=== Section Start ===

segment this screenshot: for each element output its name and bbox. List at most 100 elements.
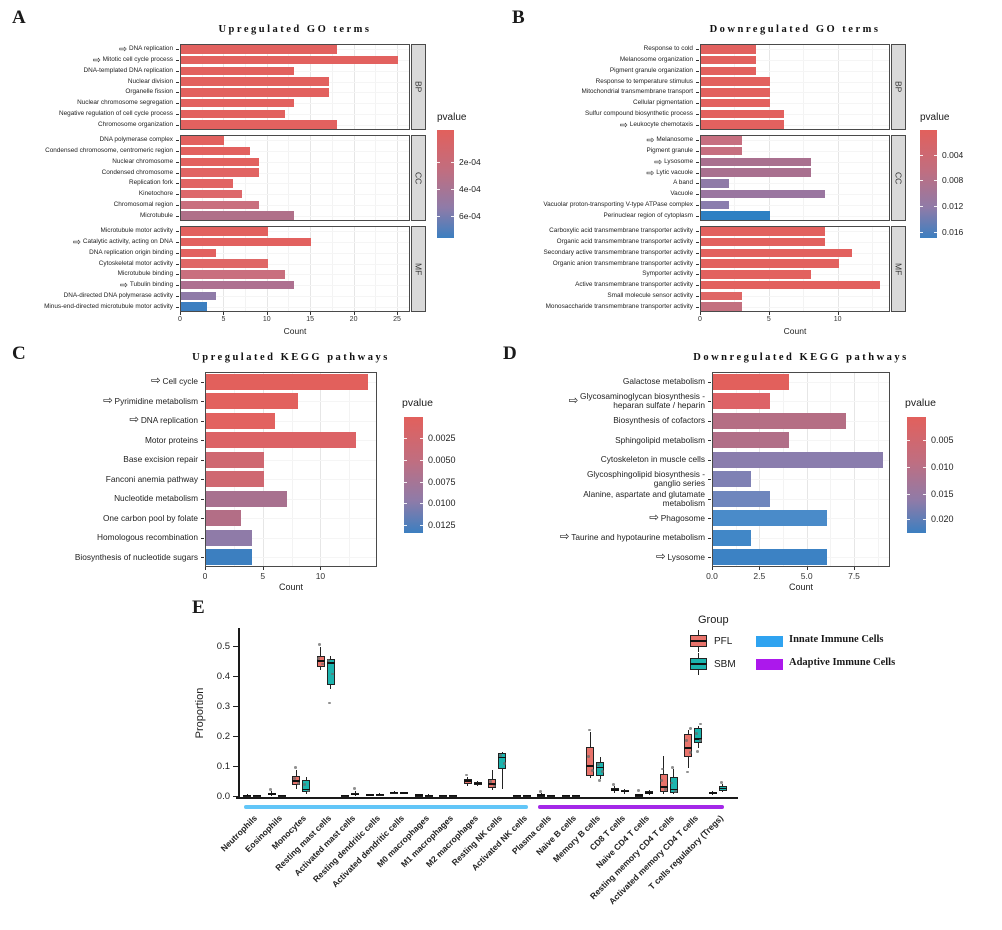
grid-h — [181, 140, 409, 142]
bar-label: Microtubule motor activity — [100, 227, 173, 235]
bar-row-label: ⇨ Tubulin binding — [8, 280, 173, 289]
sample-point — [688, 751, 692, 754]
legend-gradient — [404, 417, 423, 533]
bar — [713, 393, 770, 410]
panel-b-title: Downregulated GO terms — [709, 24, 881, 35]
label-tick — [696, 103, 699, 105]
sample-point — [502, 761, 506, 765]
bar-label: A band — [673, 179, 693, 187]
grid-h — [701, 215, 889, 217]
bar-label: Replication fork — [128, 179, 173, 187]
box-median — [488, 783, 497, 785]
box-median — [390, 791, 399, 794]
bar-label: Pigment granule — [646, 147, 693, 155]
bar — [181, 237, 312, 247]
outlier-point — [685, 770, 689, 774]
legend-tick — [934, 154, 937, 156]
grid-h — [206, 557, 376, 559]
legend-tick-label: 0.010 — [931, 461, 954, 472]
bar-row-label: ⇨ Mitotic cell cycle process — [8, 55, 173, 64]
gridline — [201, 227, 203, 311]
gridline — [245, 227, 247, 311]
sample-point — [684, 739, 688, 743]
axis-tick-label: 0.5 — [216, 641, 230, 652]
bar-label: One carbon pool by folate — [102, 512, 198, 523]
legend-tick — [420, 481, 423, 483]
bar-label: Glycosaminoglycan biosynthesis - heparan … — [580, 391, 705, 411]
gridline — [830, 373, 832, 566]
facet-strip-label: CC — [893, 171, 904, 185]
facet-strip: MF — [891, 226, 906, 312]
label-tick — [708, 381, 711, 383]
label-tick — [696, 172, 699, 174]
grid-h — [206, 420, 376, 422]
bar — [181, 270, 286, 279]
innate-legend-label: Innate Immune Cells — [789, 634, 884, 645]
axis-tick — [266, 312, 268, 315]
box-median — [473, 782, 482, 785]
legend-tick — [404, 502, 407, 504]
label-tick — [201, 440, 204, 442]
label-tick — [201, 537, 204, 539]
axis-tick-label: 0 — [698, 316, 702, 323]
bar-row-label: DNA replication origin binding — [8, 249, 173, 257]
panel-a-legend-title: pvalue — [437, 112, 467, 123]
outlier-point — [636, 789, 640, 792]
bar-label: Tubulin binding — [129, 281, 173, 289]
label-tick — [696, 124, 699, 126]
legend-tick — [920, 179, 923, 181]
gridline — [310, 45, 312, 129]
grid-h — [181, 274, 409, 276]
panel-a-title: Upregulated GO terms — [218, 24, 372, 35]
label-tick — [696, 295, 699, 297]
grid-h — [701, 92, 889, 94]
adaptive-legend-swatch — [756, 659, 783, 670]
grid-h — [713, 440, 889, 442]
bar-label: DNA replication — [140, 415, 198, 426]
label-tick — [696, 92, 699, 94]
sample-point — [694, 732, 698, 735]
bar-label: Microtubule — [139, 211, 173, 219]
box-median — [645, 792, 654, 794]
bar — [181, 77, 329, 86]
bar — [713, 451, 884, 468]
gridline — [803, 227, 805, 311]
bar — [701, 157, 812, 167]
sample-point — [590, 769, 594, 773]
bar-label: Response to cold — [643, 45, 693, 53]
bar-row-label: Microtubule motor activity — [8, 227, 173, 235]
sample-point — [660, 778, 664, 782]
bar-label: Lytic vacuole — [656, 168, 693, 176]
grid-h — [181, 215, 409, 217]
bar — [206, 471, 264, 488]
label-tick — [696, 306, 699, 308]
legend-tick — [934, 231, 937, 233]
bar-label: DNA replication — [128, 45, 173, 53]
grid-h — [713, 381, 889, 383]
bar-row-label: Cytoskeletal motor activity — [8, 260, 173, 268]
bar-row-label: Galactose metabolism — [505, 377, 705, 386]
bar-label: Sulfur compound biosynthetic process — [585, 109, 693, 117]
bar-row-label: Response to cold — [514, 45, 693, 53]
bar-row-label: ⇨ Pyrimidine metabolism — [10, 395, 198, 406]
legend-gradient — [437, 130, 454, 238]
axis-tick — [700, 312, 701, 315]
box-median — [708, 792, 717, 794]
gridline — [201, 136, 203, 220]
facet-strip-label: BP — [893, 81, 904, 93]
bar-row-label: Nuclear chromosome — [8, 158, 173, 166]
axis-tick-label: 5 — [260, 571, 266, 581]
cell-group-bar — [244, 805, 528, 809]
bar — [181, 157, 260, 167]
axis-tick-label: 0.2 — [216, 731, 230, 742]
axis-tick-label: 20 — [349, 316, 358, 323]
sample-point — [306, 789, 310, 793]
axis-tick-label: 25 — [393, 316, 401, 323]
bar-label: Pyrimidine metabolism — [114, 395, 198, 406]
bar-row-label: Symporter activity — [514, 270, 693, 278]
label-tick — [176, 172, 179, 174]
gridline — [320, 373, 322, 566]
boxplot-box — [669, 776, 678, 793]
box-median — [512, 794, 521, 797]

=== Section End ===

◆ **Directions**
Check every line above for the string "binding", and copy the ones that have it.

◆ **Task output**
bar-row-label: ⇨ Tubulin binding — [8, 280, 173, 289]
bar-row-label: DNA replication origin binding — [8, 249, 173, 257]
bar-label: Tubulin binding — [129, 281, 173, 289]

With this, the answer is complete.